SHORT EXERCISE:
Go through the entries and transcribe each one exactly, dropping the pictures.

==============================

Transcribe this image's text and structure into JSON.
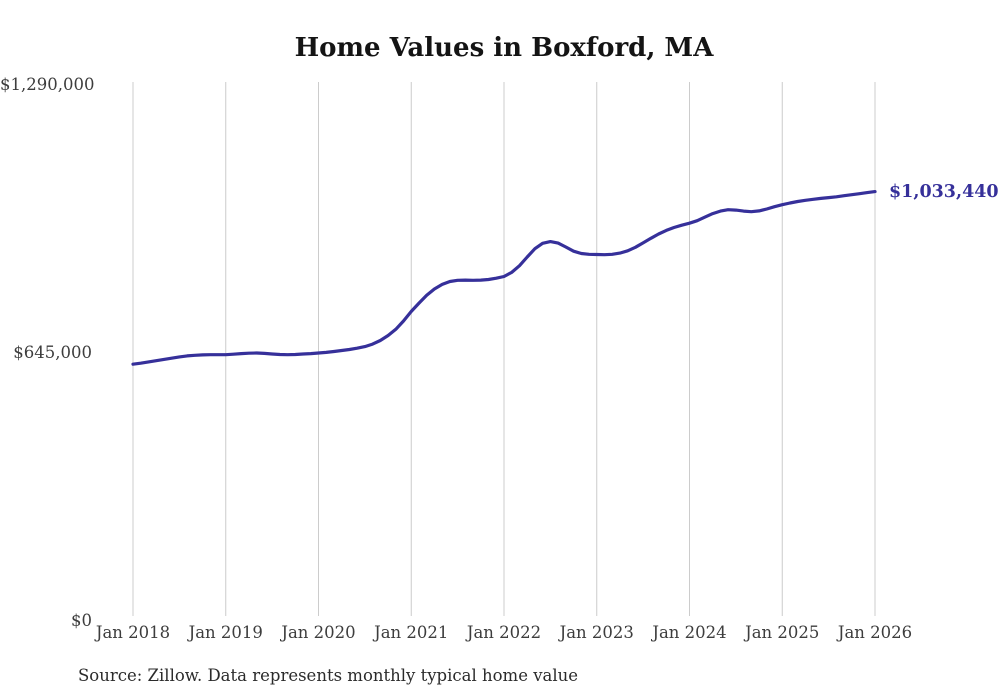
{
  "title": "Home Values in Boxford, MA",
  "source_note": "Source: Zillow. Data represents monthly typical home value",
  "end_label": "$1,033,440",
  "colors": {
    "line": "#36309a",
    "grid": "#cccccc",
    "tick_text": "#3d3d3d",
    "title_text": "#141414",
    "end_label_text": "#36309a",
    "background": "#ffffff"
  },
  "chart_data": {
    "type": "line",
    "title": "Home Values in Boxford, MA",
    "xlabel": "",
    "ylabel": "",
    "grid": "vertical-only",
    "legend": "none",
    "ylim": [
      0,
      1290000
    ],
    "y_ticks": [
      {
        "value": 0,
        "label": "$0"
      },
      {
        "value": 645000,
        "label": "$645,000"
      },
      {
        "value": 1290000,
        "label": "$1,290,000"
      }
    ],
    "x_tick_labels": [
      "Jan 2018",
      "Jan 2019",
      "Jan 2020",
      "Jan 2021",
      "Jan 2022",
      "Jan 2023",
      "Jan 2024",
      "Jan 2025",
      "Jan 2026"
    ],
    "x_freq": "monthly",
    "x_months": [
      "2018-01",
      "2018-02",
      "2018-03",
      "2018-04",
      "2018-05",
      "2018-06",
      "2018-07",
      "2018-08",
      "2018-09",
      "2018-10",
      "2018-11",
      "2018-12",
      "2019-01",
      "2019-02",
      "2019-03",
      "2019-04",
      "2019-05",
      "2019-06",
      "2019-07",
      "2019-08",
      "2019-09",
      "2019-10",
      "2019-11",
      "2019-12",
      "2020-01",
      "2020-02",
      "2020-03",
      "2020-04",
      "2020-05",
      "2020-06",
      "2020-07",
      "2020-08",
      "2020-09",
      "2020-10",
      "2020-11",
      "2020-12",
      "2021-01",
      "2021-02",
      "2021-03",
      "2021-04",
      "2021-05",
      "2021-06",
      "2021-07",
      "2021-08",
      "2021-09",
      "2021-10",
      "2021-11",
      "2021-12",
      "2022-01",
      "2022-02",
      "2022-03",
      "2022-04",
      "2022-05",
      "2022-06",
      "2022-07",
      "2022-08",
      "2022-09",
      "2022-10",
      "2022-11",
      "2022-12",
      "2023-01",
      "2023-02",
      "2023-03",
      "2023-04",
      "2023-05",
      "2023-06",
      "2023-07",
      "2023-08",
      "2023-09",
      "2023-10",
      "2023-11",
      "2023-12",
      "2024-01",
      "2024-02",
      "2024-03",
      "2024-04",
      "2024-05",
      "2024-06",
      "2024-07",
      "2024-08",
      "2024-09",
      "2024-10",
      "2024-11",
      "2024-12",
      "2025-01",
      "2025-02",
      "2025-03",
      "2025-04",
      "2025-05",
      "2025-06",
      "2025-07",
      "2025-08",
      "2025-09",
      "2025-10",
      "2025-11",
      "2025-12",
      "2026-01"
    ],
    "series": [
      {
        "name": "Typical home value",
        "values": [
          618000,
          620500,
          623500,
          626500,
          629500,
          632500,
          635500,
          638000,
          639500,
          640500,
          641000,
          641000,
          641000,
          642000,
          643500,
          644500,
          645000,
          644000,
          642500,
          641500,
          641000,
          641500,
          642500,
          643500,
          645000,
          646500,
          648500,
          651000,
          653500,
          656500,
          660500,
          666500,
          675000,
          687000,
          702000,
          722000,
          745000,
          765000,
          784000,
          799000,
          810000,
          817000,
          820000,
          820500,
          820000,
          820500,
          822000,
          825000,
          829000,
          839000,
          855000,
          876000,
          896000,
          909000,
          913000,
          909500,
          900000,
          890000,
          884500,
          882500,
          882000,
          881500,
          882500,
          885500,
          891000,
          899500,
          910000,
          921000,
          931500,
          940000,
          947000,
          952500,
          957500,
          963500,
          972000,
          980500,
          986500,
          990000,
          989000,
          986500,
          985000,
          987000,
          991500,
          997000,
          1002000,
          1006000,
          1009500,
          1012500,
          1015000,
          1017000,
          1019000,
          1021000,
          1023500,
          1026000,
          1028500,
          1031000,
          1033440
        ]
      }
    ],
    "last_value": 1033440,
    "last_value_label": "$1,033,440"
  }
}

==============================

FULL ANSWER:
Transcribe this image's text and structure into JSON.
{
  "title": "Home Values in Boxford, MA",
  "source_note": "Source: Zillow. Data represents monthly typical home value",
  "end_label": "$1,033,440",
  "colors": {
    "line": "#36309a",
    "grid": "#cccccc",
    "tick_text": "#3d3d3d",
    "title_text": "#141414",
    "end_label_text": "#36309a",
    "background": "#ffffff"
  },
  "chart_data": {
    "type": "line",
    "title": "Home Values in Boxford, MA",
    "xlabel": "",
    "ylabel": "",
    "grid": "vertical-only",
    "legend": "none",
    "ylim": [
      0,
      1290000
    ],
    "y_ticks": [
      {
        "value": 0,
        "label": "$0"
      },
      {
        "value": 645000,
        "label": "$645,000"
      },
      {
        "value": 1290000,
        "label": "$1,290,000"
      }
    ],
    "x_tick_labels": [
      "Jan 2018",
      "Jan 2019",
      "Jan 2020",
      "Jan 2021",
      "Jan 2022",
      "Jan 2023",
      "Jan 2024",
      "Jan 2025",
      "Jan 2026"
    ],
    "x_freq": "monthly",
    "x_months": [
      "2018-01",
      "2018-02",
      "2018-03",
      "2018-04",
      "2018-05",
      "2018-06",
      "2018-07",
      "2018-08",
      "2018-09",
      "2018-10",
      "2018-11",
      "2018-12",
      "2019-01",
      "2019-02",
      "2019-03",
      "2019-04",
      "2019-05",
      "2019-06",
      "2019-07",
      "2019-08",
      "2019-09",
      "2019-10",
      "2019-11",
      "2019-12",
      "2020-01",
      "2020-02",
      "2020-03",
      "2020-04",
      "2020-05",
      "2020-06",
      "2020-07",
      "2020-08",
      "2020-09",
      "2020-10",
      "2020-11",
      "2020-12",
      "2021-01",
      "2021-02",
      "2021-03",
      "2021-04",
      "2021-05",
      "2021-06",
      "2021-07",
      "2021-08",
      "2021-09",
      "2021-10",
      "2021-11",
      "2021-12",
      "2022-01",
      "2022-02",
      "2022-03",
      "2022-04",
      "2022-05",
      "2022-06",
      "2022-07",
      "2022-08",
      "2022-09",
      "2022-10",
      "2022-11",
      "2022-12",
      "2023-01",
      "2023-02",
      "2023-03",
      "2023-04",
      "2023-05",
      "2023-06",
      "2023-07",
      "2023-08",
      "2023-09",
      "2023-10",
      "2023-11",
      "2023-12",
      "2024-01",
      "2024-02",
      "2024-03",
      "2024-04",
      "2024-05",
      "2024-06",
      "2024-07",
      "2024-08",
      "2024-09",
      "2024-10",
      "2024-11",
      "2024-12",
      "2025-01",
      "2025-02",
      "2025-03",
      "2025-04",
      "2025-05",
      "2025-06",
      "2025-07",
      "2025-08",
      "2025-09",
      "2025-10",
      "2025-11",
      "2025-12",
      "2026-01"
    ],
    "series": [
      {
        "name": "Typical home value",
        "values": [
          618000,
          620500,
          623500,
          626500,
          629500,
          632500,
          635500,
          638000,
          639500,
          640500,
          641000,
          641000,
          641000,
          642000,
          643500,
          644500,
          645000,
          644000,
          642500,
          641500,
          641000,
          641500,
          642500,
          643500,
          645000,
          646500,
          648500,
          651000,
          653500,
          656500,
          660500,
          666500,
          675000,
          687000,
          702000,
          722000,
          745000,
          765000,
          784000,
          799000,
          810000,
          817000,
          820000,
          820500,
          820000,
          820500,
          822000,
          825000,
          829000,
          839000,
          855000,
          876000,
          896000,
          909000,
          913000,
          909500,
          900000,
          890000,
          884500,
          882500,
          882000,
          881500,
          882500,
          885500,
          891000,
          899500,
          910000,
          921000,
          931500,
          940000,
          947000,
          952500,
          957500,
          963500,
          972000,
          980500,
          986500,
          990000,
          989000,
          986500,
          985000,
          987000,
          991500,
          997000,
          1002000,
          1006000,
          1009500,
          1012500,
          1015000,
          1017000,
          1019000,
          1021000,
          1023500,
          1026000,
          1028500,
          1031000,
          1033440
        ]
      }
    ],
    "last_value": 1033440,
    "last_value_label": "$1,033,440"
  }
}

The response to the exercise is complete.